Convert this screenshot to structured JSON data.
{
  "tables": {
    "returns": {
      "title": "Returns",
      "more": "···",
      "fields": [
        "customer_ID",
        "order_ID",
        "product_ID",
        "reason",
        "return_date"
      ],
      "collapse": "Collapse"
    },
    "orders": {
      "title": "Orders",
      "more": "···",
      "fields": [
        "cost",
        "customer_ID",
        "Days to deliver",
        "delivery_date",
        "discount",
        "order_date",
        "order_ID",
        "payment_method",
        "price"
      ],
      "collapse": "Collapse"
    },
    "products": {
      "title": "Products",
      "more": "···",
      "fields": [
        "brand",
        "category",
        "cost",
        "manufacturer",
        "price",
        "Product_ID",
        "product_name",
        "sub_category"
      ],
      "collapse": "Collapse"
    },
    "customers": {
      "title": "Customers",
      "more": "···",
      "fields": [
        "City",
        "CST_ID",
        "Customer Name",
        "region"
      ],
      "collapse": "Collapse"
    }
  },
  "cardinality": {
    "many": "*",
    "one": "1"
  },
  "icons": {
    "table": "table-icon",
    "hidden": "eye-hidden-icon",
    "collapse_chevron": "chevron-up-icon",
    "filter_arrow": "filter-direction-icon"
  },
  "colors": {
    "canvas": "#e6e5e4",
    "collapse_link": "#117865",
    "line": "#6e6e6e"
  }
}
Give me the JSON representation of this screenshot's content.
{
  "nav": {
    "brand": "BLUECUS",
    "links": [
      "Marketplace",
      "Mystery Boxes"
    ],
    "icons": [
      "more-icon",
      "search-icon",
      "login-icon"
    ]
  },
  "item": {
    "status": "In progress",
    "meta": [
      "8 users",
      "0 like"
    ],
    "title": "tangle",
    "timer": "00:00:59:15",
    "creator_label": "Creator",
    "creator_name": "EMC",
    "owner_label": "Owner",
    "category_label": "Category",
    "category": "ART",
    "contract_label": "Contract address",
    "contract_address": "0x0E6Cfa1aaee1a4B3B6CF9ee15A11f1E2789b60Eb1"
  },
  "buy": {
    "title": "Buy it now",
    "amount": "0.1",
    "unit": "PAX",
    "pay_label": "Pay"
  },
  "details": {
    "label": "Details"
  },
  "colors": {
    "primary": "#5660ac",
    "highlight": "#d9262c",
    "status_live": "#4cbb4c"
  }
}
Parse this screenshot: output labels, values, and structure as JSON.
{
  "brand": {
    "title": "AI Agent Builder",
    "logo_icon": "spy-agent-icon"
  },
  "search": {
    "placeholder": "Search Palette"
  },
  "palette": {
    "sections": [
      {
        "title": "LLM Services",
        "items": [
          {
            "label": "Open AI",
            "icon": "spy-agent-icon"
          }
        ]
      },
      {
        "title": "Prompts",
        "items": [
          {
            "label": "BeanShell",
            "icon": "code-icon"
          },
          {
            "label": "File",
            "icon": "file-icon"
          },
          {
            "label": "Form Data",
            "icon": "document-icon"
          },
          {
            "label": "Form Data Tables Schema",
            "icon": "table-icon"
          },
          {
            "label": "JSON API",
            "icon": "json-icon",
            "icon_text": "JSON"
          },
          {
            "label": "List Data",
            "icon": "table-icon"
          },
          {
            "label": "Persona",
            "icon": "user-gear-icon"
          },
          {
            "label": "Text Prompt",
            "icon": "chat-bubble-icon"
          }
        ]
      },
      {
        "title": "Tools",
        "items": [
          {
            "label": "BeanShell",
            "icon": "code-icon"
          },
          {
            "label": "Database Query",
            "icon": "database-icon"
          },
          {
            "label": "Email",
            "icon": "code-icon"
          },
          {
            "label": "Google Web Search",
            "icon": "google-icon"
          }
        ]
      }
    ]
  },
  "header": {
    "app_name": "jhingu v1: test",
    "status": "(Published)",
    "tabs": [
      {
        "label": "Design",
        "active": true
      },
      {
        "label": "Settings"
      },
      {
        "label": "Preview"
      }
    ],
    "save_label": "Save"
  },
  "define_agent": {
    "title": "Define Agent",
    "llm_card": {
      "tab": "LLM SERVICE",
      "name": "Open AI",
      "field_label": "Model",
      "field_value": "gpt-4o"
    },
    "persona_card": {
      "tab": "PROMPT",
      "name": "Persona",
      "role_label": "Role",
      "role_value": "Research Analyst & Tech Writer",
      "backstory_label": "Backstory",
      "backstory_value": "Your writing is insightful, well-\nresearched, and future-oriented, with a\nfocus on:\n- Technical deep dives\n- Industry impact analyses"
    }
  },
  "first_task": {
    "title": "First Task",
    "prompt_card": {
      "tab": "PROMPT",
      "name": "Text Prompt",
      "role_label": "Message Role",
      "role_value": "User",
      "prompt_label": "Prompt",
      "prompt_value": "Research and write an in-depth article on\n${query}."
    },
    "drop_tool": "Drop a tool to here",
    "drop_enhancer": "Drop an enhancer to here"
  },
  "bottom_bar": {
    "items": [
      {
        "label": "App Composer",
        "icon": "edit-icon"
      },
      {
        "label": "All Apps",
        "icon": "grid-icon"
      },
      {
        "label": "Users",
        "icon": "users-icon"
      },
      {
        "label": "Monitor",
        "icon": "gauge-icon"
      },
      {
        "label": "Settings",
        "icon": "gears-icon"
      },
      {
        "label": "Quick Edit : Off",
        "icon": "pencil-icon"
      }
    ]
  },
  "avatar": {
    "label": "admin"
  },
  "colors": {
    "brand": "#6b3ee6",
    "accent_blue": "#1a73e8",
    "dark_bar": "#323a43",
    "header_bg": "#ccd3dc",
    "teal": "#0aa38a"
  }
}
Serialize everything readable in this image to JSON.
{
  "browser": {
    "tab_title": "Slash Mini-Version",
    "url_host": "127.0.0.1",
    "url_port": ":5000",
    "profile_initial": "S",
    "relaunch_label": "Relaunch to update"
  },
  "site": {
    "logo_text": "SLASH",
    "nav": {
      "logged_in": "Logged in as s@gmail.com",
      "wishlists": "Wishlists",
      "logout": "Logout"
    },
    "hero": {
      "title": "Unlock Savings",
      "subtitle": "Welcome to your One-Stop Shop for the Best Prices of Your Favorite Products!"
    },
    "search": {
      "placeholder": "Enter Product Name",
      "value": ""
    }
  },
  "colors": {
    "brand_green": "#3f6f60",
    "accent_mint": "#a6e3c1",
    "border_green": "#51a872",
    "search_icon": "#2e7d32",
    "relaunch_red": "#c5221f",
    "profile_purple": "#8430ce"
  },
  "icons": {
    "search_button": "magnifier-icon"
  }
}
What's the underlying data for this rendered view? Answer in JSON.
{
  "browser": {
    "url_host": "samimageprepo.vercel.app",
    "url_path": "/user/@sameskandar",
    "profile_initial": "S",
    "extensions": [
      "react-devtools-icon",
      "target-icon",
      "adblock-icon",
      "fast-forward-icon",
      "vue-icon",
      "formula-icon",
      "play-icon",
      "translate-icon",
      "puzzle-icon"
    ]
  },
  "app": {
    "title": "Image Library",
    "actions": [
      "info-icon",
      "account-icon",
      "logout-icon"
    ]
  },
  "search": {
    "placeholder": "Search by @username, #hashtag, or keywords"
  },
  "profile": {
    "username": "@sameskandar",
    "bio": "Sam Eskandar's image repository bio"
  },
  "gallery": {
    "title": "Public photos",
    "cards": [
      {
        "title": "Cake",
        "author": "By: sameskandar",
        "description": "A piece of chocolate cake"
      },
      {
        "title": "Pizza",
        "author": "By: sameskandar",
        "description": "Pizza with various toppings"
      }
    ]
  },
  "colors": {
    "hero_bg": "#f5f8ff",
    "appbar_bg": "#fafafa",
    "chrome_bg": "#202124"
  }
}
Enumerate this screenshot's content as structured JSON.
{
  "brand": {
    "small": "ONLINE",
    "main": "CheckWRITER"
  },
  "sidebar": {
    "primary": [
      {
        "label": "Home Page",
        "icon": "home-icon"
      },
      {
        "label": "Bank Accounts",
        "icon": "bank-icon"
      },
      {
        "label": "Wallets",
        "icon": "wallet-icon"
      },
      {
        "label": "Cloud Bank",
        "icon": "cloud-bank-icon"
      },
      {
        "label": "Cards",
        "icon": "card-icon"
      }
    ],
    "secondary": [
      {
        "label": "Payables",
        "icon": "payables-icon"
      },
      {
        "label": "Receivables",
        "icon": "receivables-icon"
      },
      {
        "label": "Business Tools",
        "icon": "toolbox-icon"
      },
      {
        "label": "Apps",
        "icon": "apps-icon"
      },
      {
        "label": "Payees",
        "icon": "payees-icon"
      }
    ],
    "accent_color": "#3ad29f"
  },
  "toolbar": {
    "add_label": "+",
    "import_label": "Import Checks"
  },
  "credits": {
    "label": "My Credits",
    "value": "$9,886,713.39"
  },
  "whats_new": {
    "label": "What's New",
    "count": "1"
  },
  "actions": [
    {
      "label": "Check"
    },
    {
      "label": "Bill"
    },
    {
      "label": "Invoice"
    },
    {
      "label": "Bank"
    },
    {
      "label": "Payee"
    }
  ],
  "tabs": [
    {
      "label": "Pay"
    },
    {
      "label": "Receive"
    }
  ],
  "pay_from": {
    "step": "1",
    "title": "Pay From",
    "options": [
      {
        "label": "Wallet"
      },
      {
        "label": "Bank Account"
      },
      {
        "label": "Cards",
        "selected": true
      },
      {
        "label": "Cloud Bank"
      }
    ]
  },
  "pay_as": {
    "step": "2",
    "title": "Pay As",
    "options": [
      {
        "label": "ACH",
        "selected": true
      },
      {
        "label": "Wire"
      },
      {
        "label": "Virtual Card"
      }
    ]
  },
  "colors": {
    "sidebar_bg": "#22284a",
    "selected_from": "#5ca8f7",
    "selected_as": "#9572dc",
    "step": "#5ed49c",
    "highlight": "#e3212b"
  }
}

-*-

* [Requirements]: Across the material above, count every line holding "sameskandar" and write down only the number.

* [Reply]: 4